The request: Look below and pull out each line with the word "arrow".

Records:
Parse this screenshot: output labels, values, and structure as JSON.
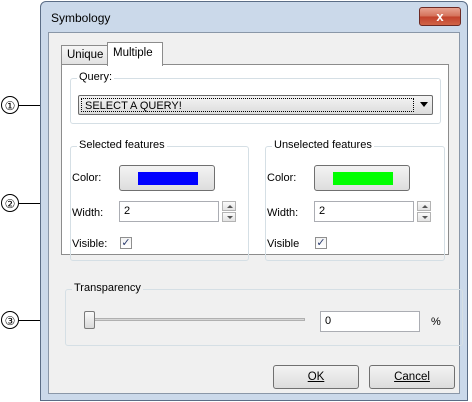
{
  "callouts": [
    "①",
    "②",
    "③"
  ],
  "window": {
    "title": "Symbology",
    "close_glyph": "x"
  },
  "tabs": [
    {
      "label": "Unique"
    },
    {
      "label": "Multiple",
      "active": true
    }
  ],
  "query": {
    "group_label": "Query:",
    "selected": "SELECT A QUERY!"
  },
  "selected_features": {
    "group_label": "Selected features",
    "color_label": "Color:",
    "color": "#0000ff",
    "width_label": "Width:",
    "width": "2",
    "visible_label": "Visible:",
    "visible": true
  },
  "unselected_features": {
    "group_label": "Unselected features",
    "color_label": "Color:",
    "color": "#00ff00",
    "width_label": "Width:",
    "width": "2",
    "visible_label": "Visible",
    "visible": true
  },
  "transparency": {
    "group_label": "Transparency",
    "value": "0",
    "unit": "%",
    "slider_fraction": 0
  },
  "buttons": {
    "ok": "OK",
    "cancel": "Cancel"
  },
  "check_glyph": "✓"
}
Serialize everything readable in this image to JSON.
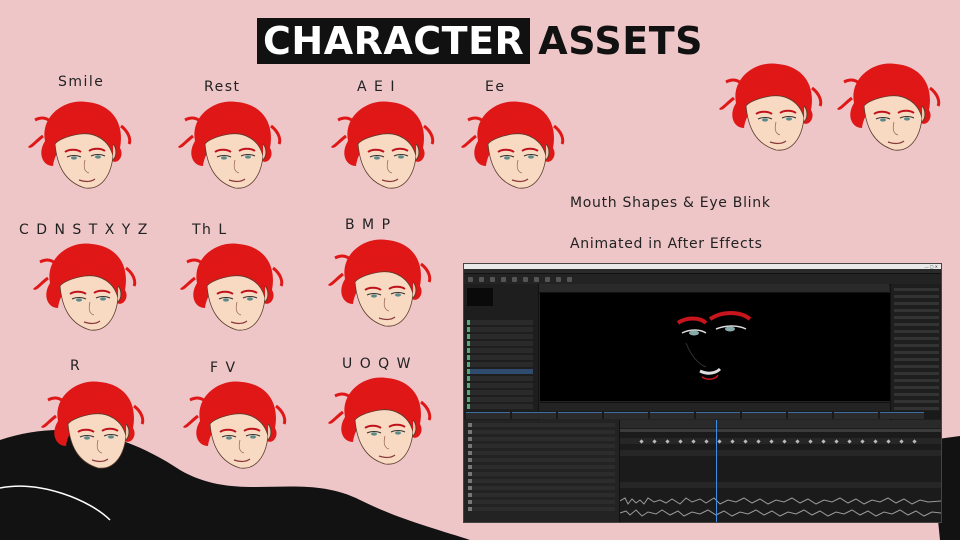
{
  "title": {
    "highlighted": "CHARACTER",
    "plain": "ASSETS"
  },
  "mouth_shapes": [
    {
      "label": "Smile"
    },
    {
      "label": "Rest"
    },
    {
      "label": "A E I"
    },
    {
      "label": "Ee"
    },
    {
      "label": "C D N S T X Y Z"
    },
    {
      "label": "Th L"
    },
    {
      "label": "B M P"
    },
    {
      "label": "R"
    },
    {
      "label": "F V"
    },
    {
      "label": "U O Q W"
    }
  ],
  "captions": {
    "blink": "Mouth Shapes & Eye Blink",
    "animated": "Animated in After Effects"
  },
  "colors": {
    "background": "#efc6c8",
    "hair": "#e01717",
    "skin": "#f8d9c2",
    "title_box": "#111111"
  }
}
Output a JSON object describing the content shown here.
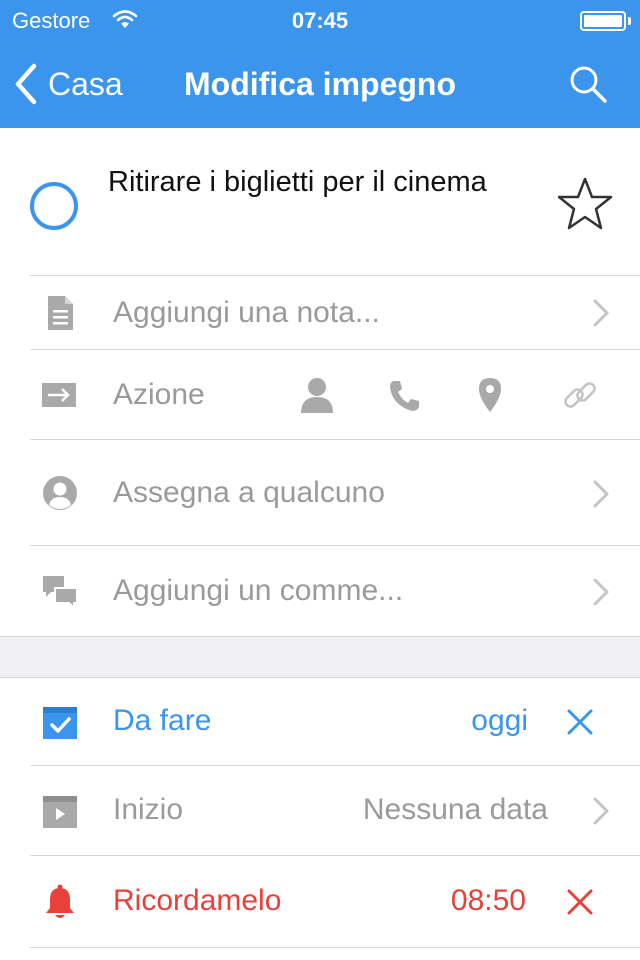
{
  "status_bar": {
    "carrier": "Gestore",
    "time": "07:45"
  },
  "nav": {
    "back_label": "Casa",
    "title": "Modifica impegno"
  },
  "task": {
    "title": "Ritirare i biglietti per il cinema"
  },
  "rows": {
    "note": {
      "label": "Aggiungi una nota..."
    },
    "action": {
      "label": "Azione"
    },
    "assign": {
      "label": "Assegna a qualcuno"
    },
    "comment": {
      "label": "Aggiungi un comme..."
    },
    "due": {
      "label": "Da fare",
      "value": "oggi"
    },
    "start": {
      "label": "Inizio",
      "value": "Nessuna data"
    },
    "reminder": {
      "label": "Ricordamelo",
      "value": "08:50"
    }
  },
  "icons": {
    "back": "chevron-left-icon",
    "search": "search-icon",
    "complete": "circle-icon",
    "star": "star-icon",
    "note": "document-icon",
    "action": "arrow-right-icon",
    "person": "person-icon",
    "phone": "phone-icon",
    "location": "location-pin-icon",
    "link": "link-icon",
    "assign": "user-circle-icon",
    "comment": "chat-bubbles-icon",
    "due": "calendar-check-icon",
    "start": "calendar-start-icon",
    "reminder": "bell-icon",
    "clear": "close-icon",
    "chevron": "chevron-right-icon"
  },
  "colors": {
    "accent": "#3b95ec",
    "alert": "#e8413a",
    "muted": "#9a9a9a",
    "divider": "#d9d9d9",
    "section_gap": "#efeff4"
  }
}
--
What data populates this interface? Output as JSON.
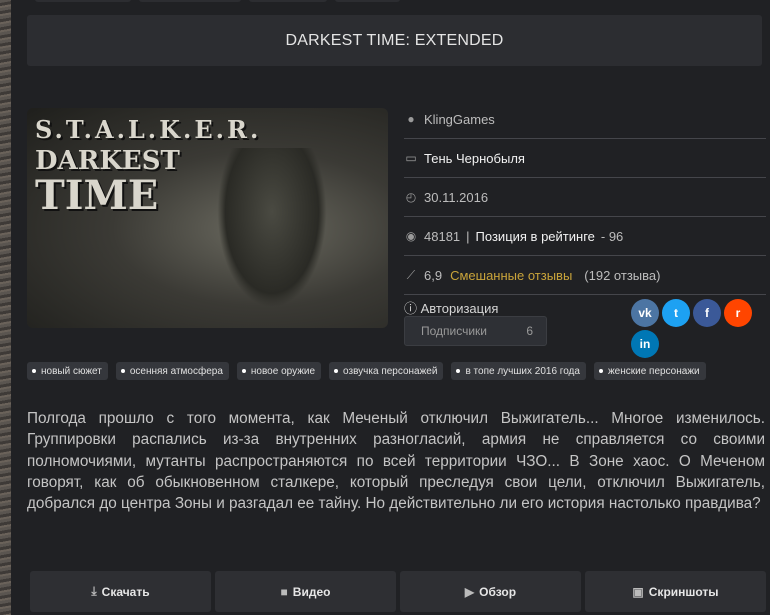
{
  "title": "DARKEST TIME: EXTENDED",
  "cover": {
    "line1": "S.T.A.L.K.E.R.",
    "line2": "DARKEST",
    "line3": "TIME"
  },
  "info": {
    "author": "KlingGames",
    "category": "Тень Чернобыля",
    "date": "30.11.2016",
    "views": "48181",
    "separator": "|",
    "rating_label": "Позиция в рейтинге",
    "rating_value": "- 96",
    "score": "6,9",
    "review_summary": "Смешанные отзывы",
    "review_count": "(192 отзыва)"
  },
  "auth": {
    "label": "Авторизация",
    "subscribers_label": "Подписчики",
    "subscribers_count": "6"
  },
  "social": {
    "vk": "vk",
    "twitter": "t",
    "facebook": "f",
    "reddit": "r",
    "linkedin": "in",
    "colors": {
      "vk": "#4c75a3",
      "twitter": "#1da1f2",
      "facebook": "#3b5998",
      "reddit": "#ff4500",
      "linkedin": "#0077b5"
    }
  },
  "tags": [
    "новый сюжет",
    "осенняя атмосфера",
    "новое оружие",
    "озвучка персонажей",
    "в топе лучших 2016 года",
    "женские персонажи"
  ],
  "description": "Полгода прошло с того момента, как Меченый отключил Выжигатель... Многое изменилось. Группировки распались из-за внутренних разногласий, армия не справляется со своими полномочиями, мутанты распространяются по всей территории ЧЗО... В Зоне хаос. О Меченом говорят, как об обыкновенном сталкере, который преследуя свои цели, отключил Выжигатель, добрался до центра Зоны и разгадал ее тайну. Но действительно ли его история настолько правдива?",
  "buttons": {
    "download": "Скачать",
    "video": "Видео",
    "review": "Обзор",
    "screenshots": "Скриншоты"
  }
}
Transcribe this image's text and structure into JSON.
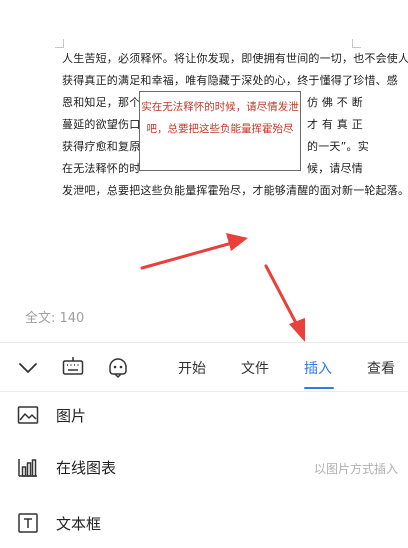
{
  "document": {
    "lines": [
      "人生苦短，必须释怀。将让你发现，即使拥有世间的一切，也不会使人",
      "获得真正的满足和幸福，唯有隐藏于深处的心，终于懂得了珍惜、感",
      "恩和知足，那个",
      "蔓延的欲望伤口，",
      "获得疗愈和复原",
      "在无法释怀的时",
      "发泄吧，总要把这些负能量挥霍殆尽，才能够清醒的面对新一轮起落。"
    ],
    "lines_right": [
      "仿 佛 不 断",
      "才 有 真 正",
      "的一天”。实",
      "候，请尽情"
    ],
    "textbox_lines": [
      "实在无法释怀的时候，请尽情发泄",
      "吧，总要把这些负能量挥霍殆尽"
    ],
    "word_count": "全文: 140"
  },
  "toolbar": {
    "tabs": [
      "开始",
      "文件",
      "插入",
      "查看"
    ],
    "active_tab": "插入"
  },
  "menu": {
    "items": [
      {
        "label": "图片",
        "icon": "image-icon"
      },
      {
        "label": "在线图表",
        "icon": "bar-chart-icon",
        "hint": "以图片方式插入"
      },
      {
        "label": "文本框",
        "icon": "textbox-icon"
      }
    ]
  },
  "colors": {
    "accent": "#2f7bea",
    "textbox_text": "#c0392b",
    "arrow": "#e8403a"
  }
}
---
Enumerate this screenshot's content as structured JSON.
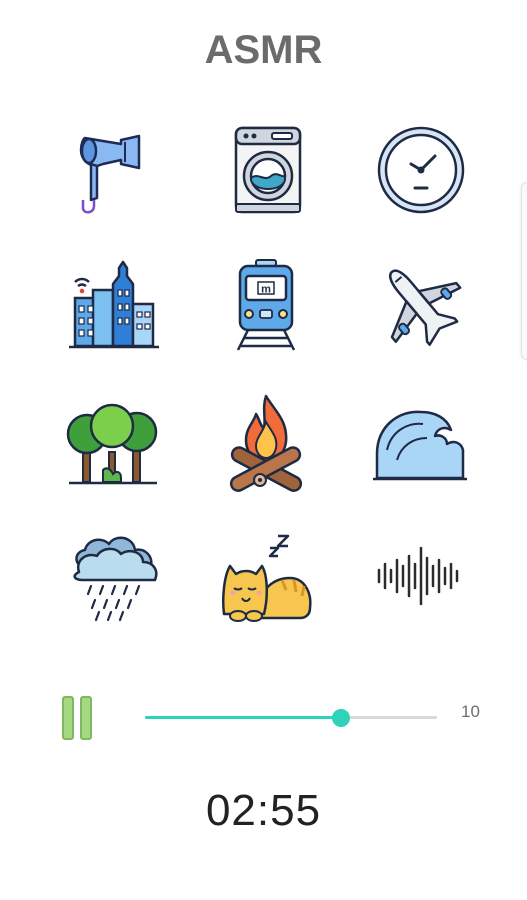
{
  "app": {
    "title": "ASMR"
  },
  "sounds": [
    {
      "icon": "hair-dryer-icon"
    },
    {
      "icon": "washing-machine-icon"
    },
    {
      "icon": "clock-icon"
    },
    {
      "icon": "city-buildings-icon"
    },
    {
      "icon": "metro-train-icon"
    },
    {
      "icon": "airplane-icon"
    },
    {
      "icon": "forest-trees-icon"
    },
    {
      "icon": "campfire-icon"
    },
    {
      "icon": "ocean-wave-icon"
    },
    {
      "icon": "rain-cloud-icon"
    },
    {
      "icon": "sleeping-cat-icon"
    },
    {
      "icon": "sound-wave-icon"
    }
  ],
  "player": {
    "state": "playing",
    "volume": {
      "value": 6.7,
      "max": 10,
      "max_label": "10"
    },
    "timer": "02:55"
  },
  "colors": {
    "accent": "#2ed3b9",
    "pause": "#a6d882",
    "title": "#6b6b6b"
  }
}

In response:
    "action": "arrow-right-icon",
    "arrow": "#e8403a"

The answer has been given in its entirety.